===== Data to use =====

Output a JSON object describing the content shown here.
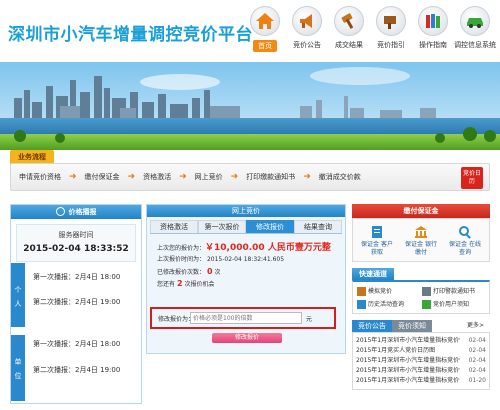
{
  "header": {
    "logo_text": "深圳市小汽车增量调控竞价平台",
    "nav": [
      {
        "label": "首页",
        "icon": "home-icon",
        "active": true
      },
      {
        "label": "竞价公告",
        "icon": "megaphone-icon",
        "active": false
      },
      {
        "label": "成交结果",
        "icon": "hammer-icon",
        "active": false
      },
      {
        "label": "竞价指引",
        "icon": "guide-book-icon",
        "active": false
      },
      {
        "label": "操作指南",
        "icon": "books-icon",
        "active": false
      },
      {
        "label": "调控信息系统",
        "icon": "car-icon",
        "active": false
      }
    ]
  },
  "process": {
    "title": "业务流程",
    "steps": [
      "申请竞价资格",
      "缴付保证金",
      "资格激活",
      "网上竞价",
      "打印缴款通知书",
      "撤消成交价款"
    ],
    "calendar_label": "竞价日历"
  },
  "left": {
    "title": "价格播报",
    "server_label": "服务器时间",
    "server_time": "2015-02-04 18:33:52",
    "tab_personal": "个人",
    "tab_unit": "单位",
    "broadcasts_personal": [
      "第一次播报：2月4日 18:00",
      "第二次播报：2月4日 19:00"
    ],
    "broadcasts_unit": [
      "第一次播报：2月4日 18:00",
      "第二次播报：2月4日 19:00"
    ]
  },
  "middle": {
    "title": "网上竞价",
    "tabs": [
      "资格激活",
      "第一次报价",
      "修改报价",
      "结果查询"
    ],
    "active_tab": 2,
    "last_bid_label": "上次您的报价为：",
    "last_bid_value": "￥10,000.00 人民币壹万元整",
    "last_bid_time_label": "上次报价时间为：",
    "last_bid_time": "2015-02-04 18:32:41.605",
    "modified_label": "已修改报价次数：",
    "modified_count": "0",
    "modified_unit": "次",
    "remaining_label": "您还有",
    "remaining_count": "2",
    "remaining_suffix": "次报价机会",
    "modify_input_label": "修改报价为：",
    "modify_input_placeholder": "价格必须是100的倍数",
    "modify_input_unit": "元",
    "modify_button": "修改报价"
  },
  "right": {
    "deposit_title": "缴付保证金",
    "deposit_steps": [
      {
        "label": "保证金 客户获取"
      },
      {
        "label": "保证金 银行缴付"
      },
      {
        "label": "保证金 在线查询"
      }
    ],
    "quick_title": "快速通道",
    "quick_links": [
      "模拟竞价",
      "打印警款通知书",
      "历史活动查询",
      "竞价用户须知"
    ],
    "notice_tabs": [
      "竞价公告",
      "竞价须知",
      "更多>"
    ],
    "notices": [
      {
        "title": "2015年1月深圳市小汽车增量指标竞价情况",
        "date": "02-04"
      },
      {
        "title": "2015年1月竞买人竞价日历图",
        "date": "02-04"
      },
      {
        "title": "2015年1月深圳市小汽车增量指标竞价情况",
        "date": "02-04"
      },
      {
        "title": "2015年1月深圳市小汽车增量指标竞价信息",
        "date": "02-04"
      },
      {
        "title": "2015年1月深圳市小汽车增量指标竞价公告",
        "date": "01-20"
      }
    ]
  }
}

=====

> _Request_: Omit any images, then output the listing exactly.

> _Finished answer_:
Output a JSON object describing the content shown here.
{
  "header": {
    "logo_text": "深圳市小汽车增量调控竞价平台",
    "nav": [
      {
        "label": "首页",
        "icon": "home-icon",
        "active": true
      },
      {
        "label": "竞价公告",
        "icon": "megaphone-icon",
        "active": false
      },
      {
        "label": "成交结果",
        "icon": "hammer-icon",
        "active": false
      },
      {
        "label": "竞价指引",
        "icon": "guide-book-icon",
        "active": false
      },
      {
        "label": "操作指南",
        "icon": "books-icon",
        "active": false
      },
      {
        "label": "调控信息系统",
        "icon": "car-icon",
        "active": false
      }
    ]
  },
  "process": {
    "title": "业务流程",
    "steps": [
      "申请竞价资格",
      "缴付保证金",
      "资格激活",
      "网上竞价",
      "打印缴款通知书",
      "撤消成交价款"
    ],
    "calendar_label": "竞价日历"
  },
  "left": {
    "title": "价格播报",
    "server_label": "服务器时间",
    "server_time": "2015-02-04 18:33:52",
    "tab_personal": "个人",
    "tab_unit": "单位",
    "broadcasts_personal": [
      "第一次播报：2月4日 18:00",
      "第二次播报：2月4日 19:00"
    ],
    "broadcasts_unit": [
      "第一次播报：2月4日 18:00",
      "第二次播报：2月4日 19:00"
    ]
  },
  "middle": {
    "title": "网上竞价",
    "tabs": [
      "资格激活",
      "第一次报价",
      "修改报价",
      "结果查询"
    ],
    "active_tab": 2,
    "last_bid_label": "上次您的报价为：",
    "last_bid_value": "￥10,000.00 人民币壹万元整",
    "last_bid_time_label": "上次报价时间为：",
    "last_bid_time": "2015-02-04 18:32:41.605",
    "modified_label": "已修改报价次数：",
    "modified_count": "0",
    "modified_unit": "次",
    "remaining_label": "您还有",
    "remaining_count": "2",
    "remaining_suffix": "次报价机会",
    "modify_input_label": "修改报价为：",
    "modify_input_placeholder": "价格必须是100的倍数",
    "modify_input_unit": "元",
    "modify_button": "修改报价"
  },
  "right": {
    "deposit_title": "缴付保证金",
    "deposit_steps": [
      {
        "label": "保证金 客户获取"
      },
      {
        "label": "保证金 银行缴付"
      },
      {
        "label": "保证金 在线查询"
      }
    ],
    "quick_title": "快速通道",
    "quick_links": [
      "模拟竞价",
      "打印警款通知书",
      "历史活动查询",
      "竞价用户须知"
    ],
    "notice_tabs": [
      "竞价公告",
      "竞价须知",
      "更多>"
    ],
    "notices": [
      {
        "title": "2015年1月深圳市小汽车增量指标竞价情况",
        "date": "02-04"
      },
      {
        "title": "2015年1月竞买人竞价日历图",
        "date": "02-04"
      },
      {
        "title": "2015年1月深圳市小汽车增量指标竞价情况",
        "date": "02-04"
      },
      {
        "title": "2015年1月深圳市小汽车增量指标竞价信息",
        "date": "02-04"
      },
      {
        "title": "2015年1月深圳市小汽车增量指标竞价公告",
        "date": "01-20"
      }
    ]
  }
}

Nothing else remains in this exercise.